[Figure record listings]
####

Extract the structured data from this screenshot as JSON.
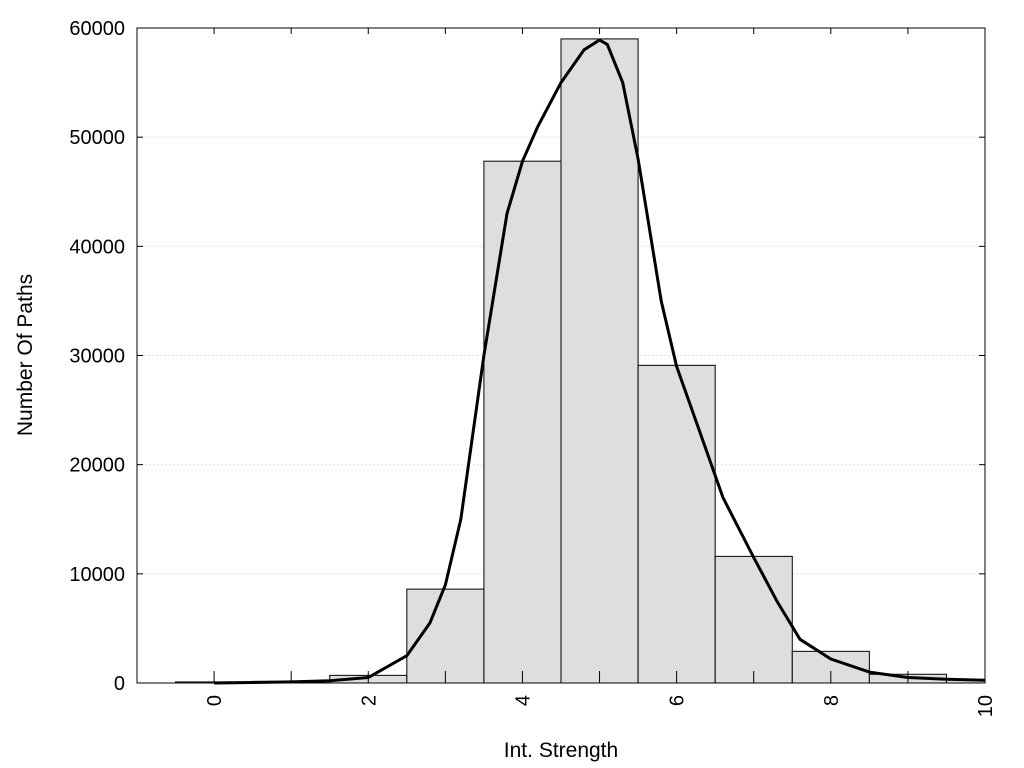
{
  "chart_data": {
    "type": "bar",
    "xlabel": "Int. Strength",
    "ylabel": "Number Of Paths",
    "xlim": [
      -1,
      10
    ],
    "ylim": [
      0,
      60000
    ],
    "x_ticks": [
      "0",
      "2",
      "4",
      "6",
      "8",
      "10"
    ],
    "y_ticks": [
      "0",
      "10000",
      "20000",
      "30000",
      "40000",
      "50000",
      "60000"
    ],
    "grid": true,
    "bars": [
      {
        "x": 0,
        "value": 100
      },
      {
        "x": 1,
        "value": 150
      },
      {
        "x": 2,
        "value": 700
      },
      {
        "x": 3,
        "value": 8600
      },
      {
        "x": 4,
        "value": 47800
      },
      {
        "x": 5,
        "value": 59000
      },
      {
        "x": 6,
        "value": 29100
      },
      {
        "x": 7,
        "value": 11600
      },
      {
        "x": 8,
        "value": 2900
      },
      {
        "x": 9,
        "value": 800
      },
      {
        "x": 10,
        "value": 300
      }
    ],
    "bar_width": 1,
    "curve": [
      {
        "x": 0,
        "y": 0
      },
      {
        "x": 0.5,
        "y": 50
      },
      {
        "x": 1,
        "y": 100
      },
      {
        "x": 1.5,
        "y": 200
      },
      {
        "x": 2,
        "y": 500
      },
      {
        "x": 2.5,
        "y": 2500
      },
      {
        "x": 2.8,
        "y": 5500
      },
      {
        "x": 3,
        "y": 9000
      },
      {
        "x": 3.2,
        "y": 15000
      },
      {
        "x": 3.5,
        "y": 30000
      },
      {
        "x": 3.8,
        "y": 43000
      },
      {
        "x": 4,
        "y": 47800
      },
      {
        "x": 4.2,
        "y": 51000
      },
      {
        "x": 4.5,
        "y": 55000
      },
      {
        "x": 4.8,
        "y": 58000
      },
      {
        "x": 5,
        "y": 58900
      },
      {
        "x": 5.1,
        "y": 58500
      },
      {
        "x": 5.3,
        "y": 55000
      },
      {
        "x": 5.5,
        "y": 48000
      },
      {
        "x": 5.8,
        "y": 35000
      },
      {
        "x": 6,
        "y": 29000
      },
      {
        "x": 6.3,
        "y": 23000
      },
      {
        "x": 6.6,
        "y": 17000
      },
      {
        "x": 7,
        "y": 11500
      },
      {
        "x": 7.3,
        "y": 7500
      },
      {
        "x": 7.6,
        "y": 4000
      },
      {
        "x": 8,
        "y": 2200
      },
      {
        "x": 8.5,
        "y": 1000
      },
      {
        "x": 9,
        "y": 500
      },
      {
        "x": 9.5,
        "y": 350
      },
      {
        "x": 10,
        "y": 250
      }
    ]
  }
}
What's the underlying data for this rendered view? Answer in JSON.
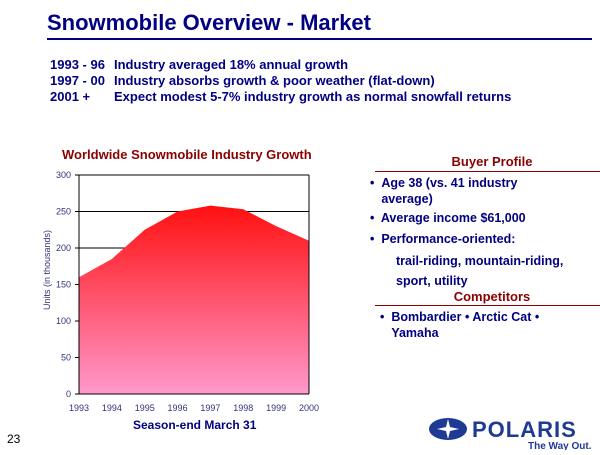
{
  "slide": {
    "title": "Snowmobile Overview - Market",
    "page_number": "23"
  },
  "history": [
    {
      "period": "1993 - 96",
      "text": "Industry averaged 18% annual growth"
    },
    {
      "period": "1997 - 00",
      "text": "Industry absorbs growth & poor weather (flat-down)"
    },
    {
      "period": "2001 +",
      "text": "Expect modest 5-7% industry growth as normal snowfall returns"
    }
  ],
  "chart_data": {
    "type": "area",
    "title": "Worldwide Snowmobile Industry Growth",
    "xlabel": "Season-end March 31",
    "ylabel": "Units (in thousands)",
    "categories": [
      "1993",
      "1994",
      "1995",
      "1996",
      "1997",
      "1998",
      "1999",
      "2000"
    ],
    "values": [
      160,
      185,
      225,
      250,
      258,
      253,
      230,
      210
    ],
    "ylim": [
      0,
      300
    ],
    "yticks": [
      "0",
      "50",
      "100",
      "150",
      "200",
      "250",
      "300"
    ],
    "colors": {
      "top": "#ff1010",
      "bottom": "#ff99cc"
    }
  },
  "buyer_profile": {
    "title": "Buyer Profile",
    "items": [
      "Age 38 (vs. 41 industry average)",
      "Average income $61,000",
      "Performance-oriented:"
    ],
    "sub": "trail-riding, mountain-riding, sport, utility"
  },
  "competitors": {
    "title": "Competitors",
    "text": "Bombardier • Arctic Cat • Yamaha"
  },
  "logo": {
    "brand": "POLARIS",
    "tagline": "The Way Out."
  }
}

####

TASK DETAILS - Every line of the records that includes the word "title" should be gathered.

FULL RESPONSE -
    "title": "Snowmobile Overview - Market",
    "title": "Worldwide Snowmobile Industry Growth",
    "title": "Buyer Profile",
    "title": "Competitors",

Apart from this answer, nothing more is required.